• [TASK]: Can you reproduce the items below character for character, from their very start through the line containing "header-exp-sub: n(%) or", and stop there?

========

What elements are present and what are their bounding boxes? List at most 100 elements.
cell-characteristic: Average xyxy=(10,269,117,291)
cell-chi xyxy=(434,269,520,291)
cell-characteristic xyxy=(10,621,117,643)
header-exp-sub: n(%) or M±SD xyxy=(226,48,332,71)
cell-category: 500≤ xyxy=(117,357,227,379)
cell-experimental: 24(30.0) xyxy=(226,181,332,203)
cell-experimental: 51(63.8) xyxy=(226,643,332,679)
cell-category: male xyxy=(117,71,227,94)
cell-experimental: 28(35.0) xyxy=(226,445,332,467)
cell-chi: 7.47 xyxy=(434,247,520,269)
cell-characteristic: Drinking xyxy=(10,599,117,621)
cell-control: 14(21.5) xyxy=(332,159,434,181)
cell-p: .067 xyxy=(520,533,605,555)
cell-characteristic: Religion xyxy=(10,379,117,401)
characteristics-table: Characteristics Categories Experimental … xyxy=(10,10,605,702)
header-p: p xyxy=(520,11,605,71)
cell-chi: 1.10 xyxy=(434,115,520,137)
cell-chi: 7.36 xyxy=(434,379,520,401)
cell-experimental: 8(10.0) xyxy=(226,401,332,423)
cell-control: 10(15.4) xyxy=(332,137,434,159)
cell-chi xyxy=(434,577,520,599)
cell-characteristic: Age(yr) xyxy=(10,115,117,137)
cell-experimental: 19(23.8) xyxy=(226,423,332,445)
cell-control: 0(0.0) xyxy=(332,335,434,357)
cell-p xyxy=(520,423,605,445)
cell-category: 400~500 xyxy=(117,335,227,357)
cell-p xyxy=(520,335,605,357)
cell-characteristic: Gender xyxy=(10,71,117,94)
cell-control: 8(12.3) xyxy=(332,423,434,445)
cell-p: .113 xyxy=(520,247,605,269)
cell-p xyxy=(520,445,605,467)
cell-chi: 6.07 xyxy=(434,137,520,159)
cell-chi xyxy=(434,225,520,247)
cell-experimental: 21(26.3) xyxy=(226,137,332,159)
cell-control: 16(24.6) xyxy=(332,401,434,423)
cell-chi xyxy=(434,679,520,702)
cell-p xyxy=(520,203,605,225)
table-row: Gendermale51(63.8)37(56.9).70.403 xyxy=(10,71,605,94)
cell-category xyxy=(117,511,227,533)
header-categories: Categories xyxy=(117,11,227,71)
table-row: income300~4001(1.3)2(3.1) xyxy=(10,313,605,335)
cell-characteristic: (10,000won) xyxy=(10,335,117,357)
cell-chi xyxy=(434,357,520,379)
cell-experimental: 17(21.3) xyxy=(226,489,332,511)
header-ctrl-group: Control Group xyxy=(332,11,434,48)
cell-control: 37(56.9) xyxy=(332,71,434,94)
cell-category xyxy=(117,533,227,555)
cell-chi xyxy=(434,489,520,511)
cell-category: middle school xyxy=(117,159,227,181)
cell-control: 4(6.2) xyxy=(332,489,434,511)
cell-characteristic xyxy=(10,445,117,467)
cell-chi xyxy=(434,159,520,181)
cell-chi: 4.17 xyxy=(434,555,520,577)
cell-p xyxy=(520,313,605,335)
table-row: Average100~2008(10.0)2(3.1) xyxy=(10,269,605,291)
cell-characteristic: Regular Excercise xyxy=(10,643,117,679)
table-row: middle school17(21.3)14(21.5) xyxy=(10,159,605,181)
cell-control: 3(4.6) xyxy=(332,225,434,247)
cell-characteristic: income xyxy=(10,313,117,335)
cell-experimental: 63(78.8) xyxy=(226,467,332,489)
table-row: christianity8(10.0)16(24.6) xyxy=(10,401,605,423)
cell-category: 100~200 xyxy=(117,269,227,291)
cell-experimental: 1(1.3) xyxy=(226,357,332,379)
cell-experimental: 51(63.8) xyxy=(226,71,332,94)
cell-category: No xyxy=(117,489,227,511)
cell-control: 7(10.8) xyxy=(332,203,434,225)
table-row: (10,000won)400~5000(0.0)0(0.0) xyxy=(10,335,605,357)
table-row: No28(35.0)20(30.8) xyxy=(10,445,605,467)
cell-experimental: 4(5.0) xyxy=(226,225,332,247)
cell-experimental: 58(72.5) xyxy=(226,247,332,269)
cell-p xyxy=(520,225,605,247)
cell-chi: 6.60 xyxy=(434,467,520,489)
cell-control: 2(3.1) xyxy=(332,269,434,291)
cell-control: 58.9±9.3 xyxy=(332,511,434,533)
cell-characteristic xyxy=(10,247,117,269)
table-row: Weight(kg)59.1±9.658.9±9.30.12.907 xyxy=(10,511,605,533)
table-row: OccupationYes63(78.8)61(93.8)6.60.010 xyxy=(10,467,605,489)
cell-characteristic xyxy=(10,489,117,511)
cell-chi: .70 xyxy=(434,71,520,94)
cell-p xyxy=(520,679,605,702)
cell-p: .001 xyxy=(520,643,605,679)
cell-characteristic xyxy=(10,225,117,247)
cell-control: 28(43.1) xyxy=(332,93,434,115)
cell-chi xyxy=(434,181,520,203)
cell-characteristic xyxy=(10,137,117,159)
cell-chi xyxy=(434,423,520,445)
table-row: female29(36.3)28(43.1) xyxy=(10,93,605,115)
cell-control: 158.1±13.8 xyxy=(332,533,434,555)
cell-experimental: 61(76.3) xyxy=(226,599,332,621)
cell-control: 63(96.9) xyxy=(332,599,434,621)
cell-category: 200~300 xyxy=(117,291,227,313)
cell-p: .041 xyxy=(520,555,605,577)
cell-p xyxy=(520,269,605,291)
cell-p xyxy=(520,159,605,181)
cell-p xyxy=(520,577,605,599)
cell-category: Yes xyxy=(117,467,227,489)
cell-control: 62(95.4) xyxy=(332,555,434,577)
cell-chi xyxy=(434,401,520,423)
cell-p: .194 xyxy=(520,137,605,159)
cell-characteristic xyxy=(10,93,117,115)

========

• [PROBLEM SOLUTION]:
What elements are present and what are their bounding boxes? List at most 100 elements.
cell-characteristic: Average xyxy=(10,269,117,291)
cell-chi xyxy=(434,269,520,291)
cell-characteristic xyxy=(10,621,117,643)
header-exp-sub: n(%) or M±SD xyxy=(226,48,332,71)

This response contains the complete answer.